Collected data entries
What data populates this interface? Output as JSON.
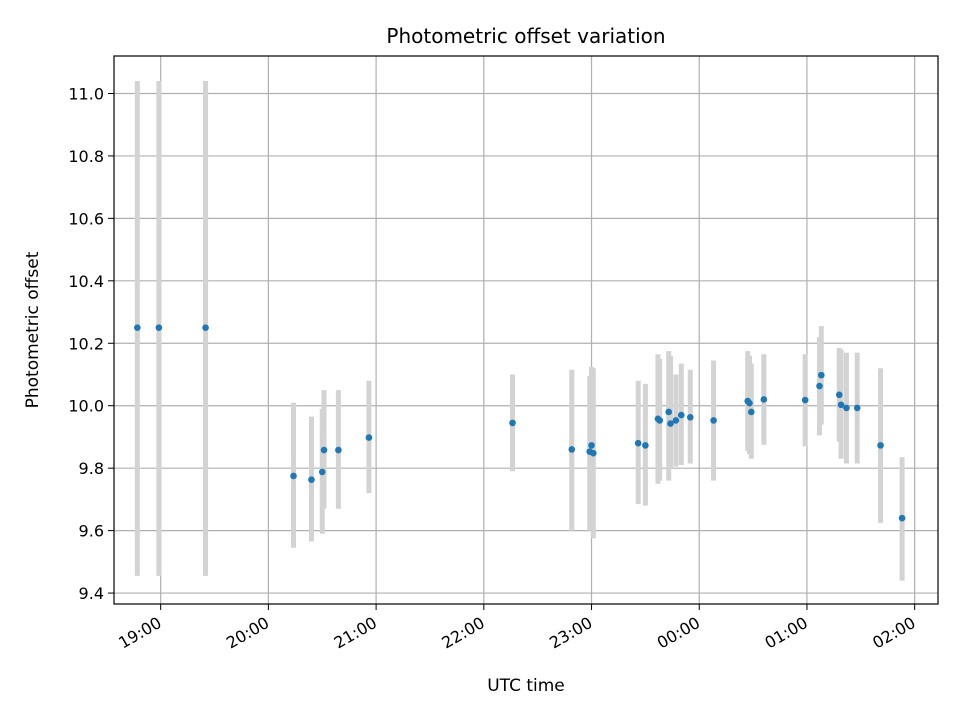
{
  "chart_data": {
    "type": "scatter",
    "title": "Photometric offset variation",
    "xlabel": "UTC time",
    "ylabel": "Photometric offset",
    "x_ticks": [
      "19:00",
      "20:00",
      "21:00",
      "22:00",
      "23:00",
      "00:00",
      "01:00",
      "02:00"
    ],
    "y_ticks": [
      "9.4",
      "9.6",
      "9.8",
      "10.0",
      "10.2",
      "10.4",
      "10.6",
      "10.8",
      "11.0"
    ],
    "xlim": [
      "18:34",
      "02:13"
    ],
    "ylim": [
      9.365,
      11.12
    ],
    "grid": true,
    "point_color": "#1f77b4",
    "errorbar_color": "#d3d3d3",
    "points": [
      {
        "t": "18:47",
        "y": 10.25,
        "lo": 9.455,
        "hi": 11.04
      },
      {
        "t": "18:59",
        "y": 10.25,
        "lo": 9.455,
        "hi": 11.04
      },
      {
        "t": "19:25",
        "y": 10.25,
        "lo": 9.455,
        "hi": 11.04
      },
      {
        "t": "20:14",
        "y": 9.775,
        "lo": 9.545,
        "hi": 10.01
      },
      {
        "t": "20:24",
        "y": 9.763,
        "lo": 9.565,
        "hi": 9.965
      },
      {
        "t": "20:30",
        "y": 9.788,
        "lo": 9.59,
        "hi": 9.99
      },
      {
        "t": "20:31",
        "y": 9.858,
        "lo": 9.67,
        "hi": 10.05
      },
      {
        "t": "20:39",
        "y": 9.858,
        "lo": 9.67,
        "hi": 10.05
      },
      {
        "t": "20:56",
        "y": 9.898,
        "lo": 9.72,
        "hi": 10.08
      },
      {
        "t": "22:16",
        "y": 9.945,
        "lo": 9.79,
        "hi": 10.1
      },
      {
        "t": "22:49",
        "y": 9.86,
        "lo": 9.6,
        "hi": 10.115
      },
      {
        "t": "22:59",
        "y": 9.853,
        "lo": 9.6,
        "hi": 10.095
      },
      {
        "t": "23:00",
        "y": 9.873,
        "lo": 9.62,
        "hi": 10.125
      },
      {
        "t": "23:01",
        "y": 9.848,
        "lo": 9.575,
        "hi": 10.12
      },
      {
        "t": "23:26",
        "y": 9.88,
        "lo": 9.685,
        "hi": 10.08
      },
      {
        "t": "23:30",
        "y": 9.873,
        "lo": 9.68,
        "hi": 10.07
      },
      {
        "t": "23:37",
        "y": 9.958,
        "lo": 9.75,
        "hi": 10.165
      },
      {
        "t": "23:38",
        "y": 9.953,
        "lo": 9.76,
        "hi": 10.15
      },
      {
        "t": "23:43",
        "y": 9.98,
        "lo": 9.76,
        "hi": 10.175
      },
      {
        "t": "23:44",
        "y": 9.943,
        "lo": 9.8,
        "hi": 10.16
      },
      {
        "t": "23:47",
        "y": 9.953,
        "lo": 9.805,
        "hi": 10.1
      },
      {
        "t": "23:50",
        "y": 9.97,
        "lo": 9.81,
        "hi": 10.135
      },
      {
        "t": "23:55",
        "y": 9.963,
        "lo": 9.815,
        "hi": 10.115
      },
      {
        "t": "00:08",
        "y": 9.953,
        "lo": 9.76,
        "hi": 10.145
      },
      {
        "t": "00:27",
        "y": 10.015,
        "lo": 9.855,
        "hi": 10.175
      },
      {
        "t": "00:28",
        "y": 10.008,
        "lo": 9.845,
        "hi": 10.16
      },
      {
        "t": "00:29",
        "y": 9.98,
        "lo": 9.83,
        "hi": 10.135
      },
      {
        "t": "00:36",
        "y": 10.02,
        "lo": 9.875,
        "hi": 10.165
      },
      {
        "t": "00:59",
        "y": 10.018,
        "lo": 9.87,
        "hi": 10.165
      },
      {
        "t": "01:07",
        "y": 10.063,
        "lo": 9.905,
        "hi": 10.22
      },
      {
        "t": "01:08",
        "y": 10.098,
        "lo": 9.94,
        "hi": 10.255
      },
      {
        "t": "01:18",
        "y": 10.035,
        "lo": 9.885,
        "hi": 10.185
      },
      {
        "t": "01:19",
        "y": 10.003,
        "lo": 9.83,
        "hi": 10.18
      },
      {
        "t": "01:22",
        "y": 9.993,
        "lo": 9.815,
        "hi": 10.17
      },
      {
        "t": "01:28",
        "y": 9.993,
        "lo": 9.815,
        "hi": 10.17
      },
      {
        "t": "01:41",
        "y": 9.873,
        "lo": 9.625,
        "hi": 10.12
      },
      {
        "t": "01:53",
        "y": 9.64,
        "lo": 9.44,
        "hi": 9.835
      }
    ]
  }
}
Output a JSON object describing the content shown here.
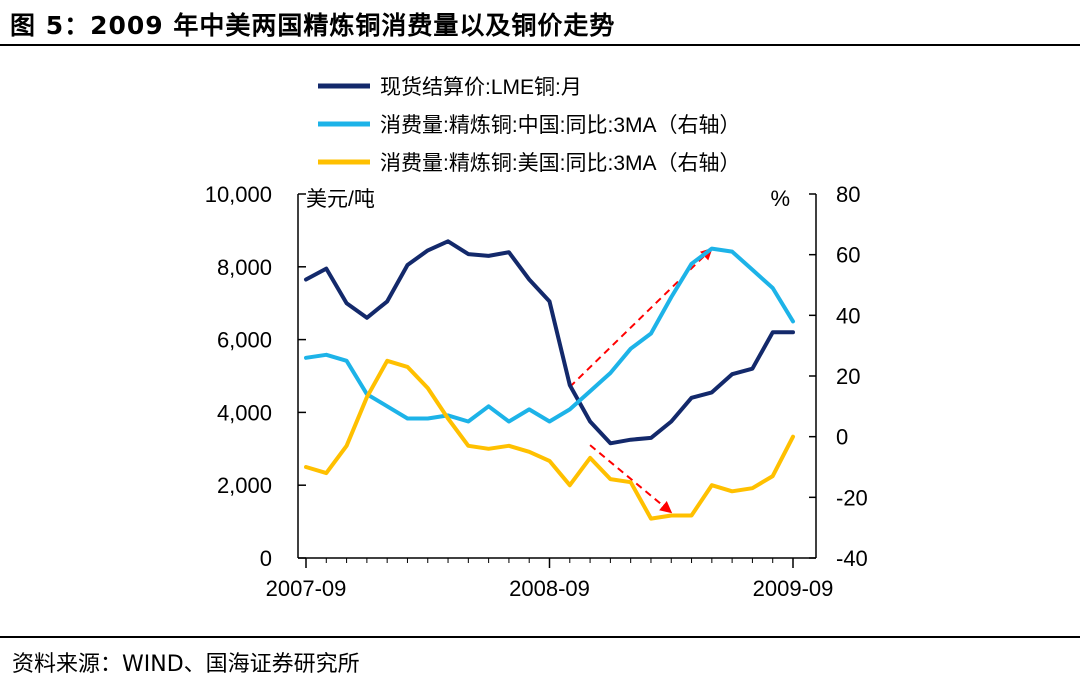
{
  "header": {
    "title": "图 5：2009 年中美两国精炼铜消费量以及铜价走势"
  },
  "footer": {
    "source": "资料来源：WIND、国海证券研究所"
  },
  "colors": {
    "lme": "#13296b",
    "china": "#1db3e8",
    "us": "#ffc000",
    "arrow": "#ff0000"
  },
  "chart_data": {
    "type": "line",
    "x": [
      "2007-09",
      "2007-10",
      "2007-11",
      "2007-12",
      "2008-01",
      "2008-02",
      "2008-03",
      "2008-04",
      "2008-05",
      "2008-06",
      "2008-07",
      "2008-08",
      "2008-09",
      "2008-10",
      "2008-11",
      "2008-12",
      "2009-01",
      "2009-02",
      "2009-03",
      "2009-04",
      "2009-05",
      "2009-06",
      "2009-07",
      "2009-08",
      "2009-09"
    ],
    "x_tick_labels": [
      "2007-09",
      "2008-09",
      "2009-09"
    ],
    "left_axis": {
      "unit_label": "美元/吨",
      "ylim": [
        0,
        10000
      ],
      "ticks": [
        "0",
        "2,000",
        "4,000",
        "6,000",
        "8,000",
        "10,000"
      ]
    },
    "right_axis": {
      "unit_label": "%",
      "ylim": [
        -40,
        80
      ],
      "ticks": [
        "-40",
        "-20",
        "0",
        "20",
        "40",
        "60",
        "80"
      ]
    },
    "series": [
      {
        "name": "现货结算价:LME铜:月",
        "axis": "left",
        "color_key": "lme",
        "values": [
          7650,
          7950,
          7000,
          6600,
          7050,
          8050,
          8450,
          8700,
          8350,
          8300,
          8400,
          7650,
          7050,
          4750,
          3750,
          3150,
          3250,
          3300,
          3750,
          4400,
          4550,
          5050,
          5200,
          6200,
          6200
        ]
      },
      {
        "name": "消费量:精炼铜:中国:同比:3MA（右轴）",
        "axis": "right",
        "color_key": "china",
        "values": [
          26,
          27,
          25,
          14,
          10,
          6,
          6,
          7,
          5,
          10,
          5,
          9,
          5,
          9,
          15,
          21,
          29,
          34,
          46,
          57,
          62,
          61,
          55,
          49,
          38
        ]
      },
      {
        "name": "消费量:精炼铜:美国:同比:3MA（右轴）",
        "axis": "right",
        "color_key": "us",
        "values": [
          -10,
          -12,
          -3,
          13,
          25,
          23,
          16,
          6,
          -3,
          -4,
          -3,
          -5,
          -8,
          -16,
          -7,
          -14,
          -15,
          -27,
          -26,
          -26,
          -16,
          -18,
          -17,
          -13,
          0
        ]
      }
    ],
    "annotations": [
      {
        "type": "arrow",
        "style": "dashed",
        "from": {
          "x": "2008-10",
          "y_left": 4700
        },
        "to": {
          "x": "2009-05",
          "y_left": 8500
        }
      },
      {
        "type": "arrow",
        "style": "dashed",
        "from": {
          "x": "2008-11",
          "y_left": 3100
        },
        "to": {
          "x": "2009-03",
          "y_left": 1250
        }
      }
    ],
    "legend_position": "top",
    "grid": false
  }
}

▸ **REQUEST**: Return each full line of the entries that contains the word "JSON".

▸ **SOLUTION FOR THIS PROBLEM**:
What data populates this interface? Output as JSON.
Output a JSON object describing the content shown here.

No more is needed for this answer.